§ **The request**
Copy out all the entries word for word.

§ **The input**
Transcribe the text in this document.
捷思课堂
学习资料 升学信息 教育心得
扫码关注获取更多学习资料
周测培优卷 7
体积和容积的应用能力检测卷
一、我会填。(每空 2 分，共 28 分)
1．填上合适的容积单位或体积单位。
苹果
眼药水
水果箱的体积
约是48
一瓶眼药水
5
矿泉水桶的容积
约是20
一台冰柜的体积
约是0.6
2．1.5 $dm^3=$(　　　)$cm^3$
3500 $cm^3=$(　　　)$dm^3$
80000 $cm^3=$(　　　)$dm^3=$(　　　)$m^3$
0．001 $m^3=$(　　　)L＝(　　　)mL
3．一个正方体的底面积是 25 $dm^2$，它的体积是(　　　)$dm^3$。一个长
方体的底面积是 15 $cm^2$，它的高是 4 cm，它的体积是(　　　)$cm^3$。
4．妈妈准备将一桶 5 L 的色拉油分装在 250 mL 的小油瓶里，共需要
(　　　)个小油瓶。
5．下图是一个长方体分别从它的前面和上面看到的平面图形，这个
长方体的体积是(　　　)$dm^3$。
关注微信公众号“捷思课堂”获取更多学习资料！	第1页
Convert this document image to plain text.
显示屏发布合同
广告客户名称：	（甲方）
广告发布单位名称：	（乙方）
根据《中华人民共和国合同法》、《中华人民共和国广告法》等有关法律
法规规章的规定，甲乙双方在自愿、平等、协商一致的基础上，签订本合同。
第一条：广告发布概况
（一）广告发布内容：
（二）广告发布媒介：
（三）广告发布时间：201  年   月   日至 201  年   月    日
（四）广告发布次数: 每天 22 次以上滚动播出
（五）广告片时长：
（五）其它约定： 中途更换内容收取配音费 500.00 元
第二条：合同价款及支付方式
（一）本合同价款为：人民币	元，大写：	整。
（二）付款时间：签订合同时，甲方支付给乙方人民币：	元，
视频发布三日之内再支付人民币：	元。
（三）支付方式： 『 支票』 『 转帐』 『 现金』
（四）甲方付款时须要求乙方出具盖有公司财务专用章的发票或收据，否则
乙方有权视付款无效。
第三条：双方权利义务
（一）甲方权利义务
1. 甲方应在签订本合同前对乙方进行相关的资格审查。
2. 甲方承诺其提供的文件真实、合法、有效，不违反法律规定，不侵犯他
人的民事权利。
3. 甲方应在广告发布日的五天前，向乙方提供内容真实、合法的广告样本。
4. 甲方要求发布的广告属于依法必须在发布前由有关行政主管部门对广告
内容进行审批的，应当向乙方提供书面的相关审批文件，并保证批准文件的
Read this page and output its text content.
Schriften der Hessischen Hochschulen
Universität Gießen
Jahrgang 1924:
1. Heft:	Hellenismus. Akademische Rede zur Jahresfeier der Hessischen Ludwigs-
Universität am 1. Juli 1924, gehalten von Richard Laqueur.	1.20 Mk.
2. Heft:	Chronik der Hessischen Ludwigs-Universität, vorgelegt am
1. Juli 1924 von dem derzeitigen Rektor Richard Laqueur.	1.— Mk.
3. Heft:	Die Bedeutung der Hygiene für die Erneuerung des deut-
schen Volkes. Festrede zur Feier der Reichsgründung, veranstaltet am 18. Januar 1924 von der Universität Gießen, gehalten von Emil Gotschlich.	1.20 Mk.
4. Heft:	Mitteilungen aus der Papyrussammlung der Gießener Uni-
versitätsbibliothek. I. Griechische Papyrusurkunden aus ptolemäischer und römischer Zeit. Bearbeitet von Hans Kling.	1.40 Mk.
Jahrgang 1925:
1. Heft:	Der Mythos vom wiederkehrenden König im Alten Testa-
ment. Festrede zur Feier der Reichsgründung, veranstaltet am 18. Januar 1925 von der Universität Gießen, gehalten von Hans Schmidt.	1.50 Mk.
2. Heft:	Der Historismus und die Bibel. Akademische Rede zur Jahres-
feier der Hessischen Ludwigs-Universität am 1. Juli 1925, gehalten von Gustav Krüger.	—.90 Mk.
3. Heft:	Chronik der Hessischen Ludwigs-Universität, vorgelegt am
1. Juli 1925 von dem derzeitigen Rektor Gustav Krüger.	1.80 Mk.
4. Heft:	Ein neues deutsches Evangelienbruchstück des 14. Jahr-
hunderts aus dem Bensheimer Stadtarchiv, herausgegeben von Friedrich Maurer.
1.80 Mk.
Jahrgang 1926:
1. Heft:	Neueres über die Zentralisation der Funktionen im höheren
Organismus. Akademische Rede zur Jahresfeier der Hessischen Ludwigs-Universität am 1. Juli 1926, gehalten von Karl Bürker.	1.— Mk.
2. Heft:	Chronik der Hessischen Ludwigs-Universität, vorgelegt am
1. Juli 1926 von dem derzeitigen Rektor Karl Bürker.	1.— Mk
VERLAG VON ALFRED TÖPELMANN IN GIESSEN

§ **Answer to this exercise**
Transcribe the text in this document.
捷思课堂
学习资料 升学信息 教育心得
扫码关注获取更多学习资料
周测培优卷 7
体积和容积的应用能力检测卷
一、我会填。(每空 2 分，共 28 分)
1．填上合适的容积单位或体积单位。
苹果
眼药水
水果箱的体积
约是48
一瓶眼药水
5
矿泉水桶的容积
约是20
一台冰柜的体积
约是0.6
2．1.5 $dm^3=$(　　　)$cm^3$
3500 $cm^3=$(　　　)$dm^3$
80000 $cm^3=$(　　　)$dm^3=$(　　　)$m^3$
0．001 $m^3=$(　　　)L＝(　　　)mL
3．一个正方体的底面积是 25 $dm^2$，它的体积是(　　　)$dm^3$。一个长
方体的底面积是 15 $cm^2$，它的高是 4 cm，它的体积是(　　　)$cm^3$。
4．妈妈准备将一桶 5 L 的色拉油分装在 250 mL 的小油瓶里，共需要
(　　　)个小油瓶。
5．下图是一个长方体分别从它的前面和上面看到的平面图形，这个
长方体的体积是(　　　)$dm^3$。
关注微信公众号“捷思课堂”获取更多学习资料！	第1页
Convert this document image to plain text.
显示屏发布合同
广告客户名称：	（甲方）
广告发布单位名称：	（乙方）
根据《中华人民共和国合同法》、《中华人民共和国广告法》等有关法律
法规规章的规定，甲乙双方在自愿、平等、协商一致的基础上，签订本合同。
第一条：广告发布概况
（一）广告发布内容：
（二）广告发布媒介：
（三）广告发布时间：201  年   月   日至 201  年   月    日
（四）广告发布次数: 每天 22 次以上滚动播出
（五）广告片时长：
（五）其它约定： 中途更换内容收取配音费 500.00 元
第二条：合同价款及支付方式
（一）本合同价款为：人民币	元，大写：	整。
（二）付款时间：签订合同时，甲方支付给乙方人民币：	元，
视频发布三日之内再支付人民币：	元。
（三）支付方式： 『 支票』 『 转帐』 『 现金』
（四）甲方付款时须要求乙方出具盖有公司财务专用章的发票或收据，否则
乙方有权视付款无效。
第三条：双方权利义务
（一）甲方权利义务
1. 甲方应在签订本合同前对乙方进行相关的资格审查。
2. 甲方承诺其提供的文件真实、合法、有效，不违反法律规定，不侵犯他
人的民事权利。
3. 甲方应在广告发布日的五天前，向乙方提供内容真实、合法的广告样本。
4. 甲方要求发布的广告属于依法必须在发布前由有关行政主管部门对广告
内容进行审批的，应当向乙方提供书面的相关审批文件，并保证批准文件的
Read this page and output its text content.
Schriften der Hessischen Hochschulen
Universität Gießen
Jahrgang 1924:
1. Heft:	Hellenismus. Akademische Rede zur Jahresfeier der Hessischen Ludwigs-
Universität am 1. Juli 1924, gehalten von Richard Laqueur.	1.20 Mk.
2. Heft:	Chronik der Hessischen Ludwigs-Universität, vorgelegt am
1. Juli 1924 von dem derzeitigen Rektor Richard Laqueur.	1.— Mk.
3. Heft:	Die Bedeutung der Hygiene für die Erneuerung des deut-
schen Volkes. Festrede zur Feier der Reichsgründung, veranstaltet am 18. Januar 1924 von der Universität Gießen, gehalten von Emil Gotschlich.	1.20 Mk.
4. Heft:	Mitteilungen aus der Papyrussammlung der Gießener Uni-
versitätsbibliothek. I. Griechische Papyrusurkunden aus ptolemäischer und römischer Zeit. Bearbeitet von Hans Kling.	1.40 Mk.
Jahrgang 1925:
1. Heft:	Der Mythos vom wiederkehrenden König im Alten Testa-
ment. Festrede zur Feier der Reichsgründung, veranstaltet am 18. Januar 1925 von der Universität Gießen, gehalten von Hans Schmidt.	1.50 Mk.
2. Heft:	Der Historismus und die Bibel. Akademische Rede zur Jahres-
feier der Hessischen Ludwigs-Universität am 1. Juli 1925, gehalten von Gustav Krüger.	—.90 Mk.
3. Heft:	Chronik der Hessischen Ludwigs-Universität, vorgelegt am
1. Juli 1925 von dem derzeitigen Rektor Gustav Krüger.	1.80 Mk.
4. Heft:	Ein neues deutsches Evangelienbruchstück des 14. Jahr-
hunderts aus dem Bensheimer Stadtarchiv, herausgegeben von Friedrich Maurer.
1.80 Mk.
Jahrgang 1926:
1. Heft:	Neueres über die Zentralisation der Funktionen im höheren
Organismus. Akademische Rede zur Jahresfeier der Hessischen Ludwigs-Universität am 1. Juli 1926, gehalten von Karl Bürker.	1.— Mk.
2. Heft:	Chronik der Hessischen Ludwigs-Universität, vorgelegt am
1. Juli 1926 von dem derzeitigen Rektor Karl Bürker.	1.— Mk
VERLAG VON ALFRED TÖPELMANN IN GIESSEN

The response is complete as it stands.